-- AIM OF THE TASK --
Every record below is to be retyped exactly.

A block of data
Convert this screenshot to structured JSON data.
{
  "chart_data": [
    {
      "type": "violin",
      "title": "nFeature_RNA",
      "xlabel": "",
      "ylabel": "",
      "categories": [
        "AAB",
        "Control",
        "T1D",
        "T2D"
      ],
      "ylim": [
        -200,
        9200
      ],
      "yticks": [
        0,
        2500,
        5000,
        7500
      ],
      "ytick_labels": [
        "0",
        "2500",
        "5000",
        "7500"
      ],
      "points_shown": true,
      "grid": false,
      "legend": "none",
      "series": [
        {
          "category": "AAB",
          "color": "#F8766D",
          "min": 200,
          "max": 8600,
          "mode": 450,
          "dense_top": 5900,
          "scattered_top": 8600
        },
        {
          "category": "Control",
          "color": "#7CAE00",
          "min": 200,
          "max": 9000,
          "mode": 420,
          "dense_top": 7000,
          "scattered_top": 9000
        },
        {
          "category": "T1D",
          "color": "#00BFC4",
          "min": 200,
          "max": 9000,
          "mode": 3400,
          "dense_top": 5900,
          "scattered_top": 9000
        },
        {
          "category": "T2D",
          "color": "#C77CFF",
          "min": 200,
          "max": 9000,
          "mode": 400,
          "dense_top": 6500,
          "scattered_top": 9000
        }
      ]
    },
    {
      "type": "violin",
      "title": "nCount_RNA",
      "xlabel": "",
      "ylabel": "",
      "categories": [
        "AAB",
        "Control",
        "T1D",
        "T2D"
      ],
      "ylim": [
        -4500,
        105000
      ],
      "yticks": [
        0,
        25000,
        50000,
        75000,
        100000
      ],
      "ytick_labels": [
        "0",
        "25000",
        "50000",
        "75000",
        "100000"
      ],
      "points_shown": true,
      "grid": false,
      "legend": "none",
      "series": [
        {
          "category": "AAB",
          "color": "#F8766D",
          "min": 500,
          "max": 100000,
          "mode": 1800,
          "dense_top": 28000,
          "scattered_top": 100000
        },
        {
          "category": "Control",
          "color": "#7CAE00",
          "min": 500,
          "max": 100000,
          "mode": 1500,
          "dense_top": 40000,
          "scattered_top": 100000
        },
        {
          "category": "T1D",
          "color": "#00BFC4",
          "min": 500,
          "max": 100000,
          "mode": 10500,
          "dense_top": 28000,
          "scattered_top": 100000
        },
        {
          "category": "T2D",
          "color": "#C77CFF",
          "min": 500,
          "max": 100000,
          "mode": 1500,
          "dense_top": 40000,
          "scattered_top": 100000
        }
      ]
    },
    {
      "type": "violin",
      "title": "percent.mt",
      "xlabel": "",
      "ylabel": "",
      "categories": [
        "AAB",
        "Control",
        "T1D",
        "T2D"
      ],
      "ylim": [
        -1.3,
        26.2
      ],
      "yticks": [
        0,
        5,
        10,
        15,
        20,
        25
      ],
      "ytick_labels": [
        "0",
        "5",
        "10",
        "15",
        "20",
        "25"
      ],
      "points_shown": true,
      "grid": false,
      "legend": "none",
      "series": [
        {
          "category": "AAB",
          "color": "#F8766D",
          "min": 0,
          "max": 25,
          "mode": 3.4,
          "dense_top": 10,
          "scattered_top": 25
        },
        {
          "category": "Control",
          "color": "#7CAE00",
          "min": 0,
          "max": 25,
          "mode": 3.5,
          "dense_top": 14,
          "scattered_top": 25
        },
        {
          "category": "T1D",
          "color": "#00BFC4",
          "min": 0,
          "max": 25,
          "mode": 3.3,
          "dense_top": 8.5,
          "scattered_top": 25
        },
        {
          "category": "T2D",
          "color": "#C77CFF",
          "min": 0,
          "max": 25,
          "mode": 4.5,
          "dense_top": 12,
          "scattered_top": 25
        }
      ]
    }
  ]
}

-- WRITTEN ANSWER --
Convert this screenshot to structured JSON data.
{
  "chart_data": [
    {
      "type": "violin",
      "title": "nFeature_RNA",
      "xlabel": "",
      "ylabel": "",
      "categories": [
        "AAB",
        "Control",
        "T1D",
        "T2D"
      ],
      "ylim": [
        -200,
        9200
      ],
      "yticks": [
        0,
        2500,
        5000,
        7500
      ],
      "ytick_labels": [
        "0",
        "2500",
        "5000",
        "7500"
      ],
      "points_shown": true,
      "grid": false,
      "legend": "none",
      "series": [
        {
          "category": "AAB",
          "color": "#F8766D",
          "min": 200,
          "max": 8600,
          "mode": 450,
          "dense_top": 5900,
          "scattered_top": 8600
        },
        {
          "category": "Control",
          "color": "#7CAE00",
          "min": 200,
          "max": 9000,
          "mode": 420,
          "dense_top": 7000,
          "scattered_top": 9000
        },
        {
          "category": "T1D",
          "color": "#00BFC4",
          "min": 200,
          "max": 9000,
          "mode": 3400,
          "dense_top": 5900,
          "scattered_top": 9000
        },
        {
          "category": "T2D",
          "color": "#C77CFF",
          "min": 200,
          "max": 9000,
          "mode": 400,
          "dense_top": 6500,
          "scattered_top": 9000
        }
      ]
    },
    {
      "type": "violin",
      "title": "nCount_RNA",
      "xlabel": "",
      "ylabel": "",
      "categories": [
        "AAB",
        "Control",
        "T1D",
        "T2D"
      ],
      "ylim": [
        -4500,
        105000
      ],
      "yticks": [
        0,
        25000,
        50000,
        75000,
        100000
      ],
      "ytick_labels": [
        "0",
        "25000",
        "50000",
        "75000",
        "100000"
      ],
      "points_shown": true,
      "grid": false,
      "legend": "none",
      "series": [
        {
          "category": "AAB",
          "color": "#F8766D",
          "min": 500,
          "max": 100000,
          "mode": 1800,
          "dense_top": 28000,
          "scattered_top": 100000
        },
        {
          "category": "Control",
          "color": "#7CAE00",
          "min": 500,
          "max": 100000,
          "mode": 1500,
          "dense_top": 40000,
          "scattered_top": 100000
        },
        {
          "category": "T1D",
          "color": "#00BFC4",
          "min": 500,
          "max": 100000,
          "mode": 10500,
          "dense_top": 28000,
          "scattered_top": 100000
        },
        {
          "category": "T2D",
          "color": "#C77CFF",
          "min": 500,
          "max": 100000,
          "mode": 1500,
          "dense_top": 40000,
          "scattered_top": 100000
        }
      ]
    },
    {
      "type": "violin",
      "title": "percent.mt",
      "xlabel": "",
      "ylabel": "",
      "categories": [
        "AAB",
        "Control",
        "T1D",
        "T2D"
      ],
      "ylim": [
        -1.3,
        26.2
      ],
      "yticks": [
        0,
        5,
        10,
        15,
        20,
        25
      ],
      "ytick_labels": [
        "0",
        "5",
        "10",
        "15",
        "20",
        "25"
      ],
      "points_shown": true,
      "grid": false,
      "legend": "none",
      "series": [
        {
          "category": "AAB",
          "color": "#F8766D",
          "min": 0,
          "max": 25,
          "mode": 3.4,
          "dense_top": 10,
          "scattered_top": 25
        },
        {
          "category": "Control",
          "color": "#7CAE00",
          "min": 0,
          "max": 25,
          "mode": 3.5,
          "dense_top": 14,
          "scattered_top": 25
        },
        {
          "category": "T1D",
          "color": "#00BFC4",
          "min": 0,
          "max": 25,
          "mode": 3.3,
          "dense_top": 8.5,
          "scattered_top": 25
        },
        {
          "category": "T2D",
          "color": "#C77CFF",
          "min": 0,
          "max": 25,
          "mode": 4.5,
          "dense_top": 12,
          "scattered_top": 25
        }
      ]
    }
  ]
}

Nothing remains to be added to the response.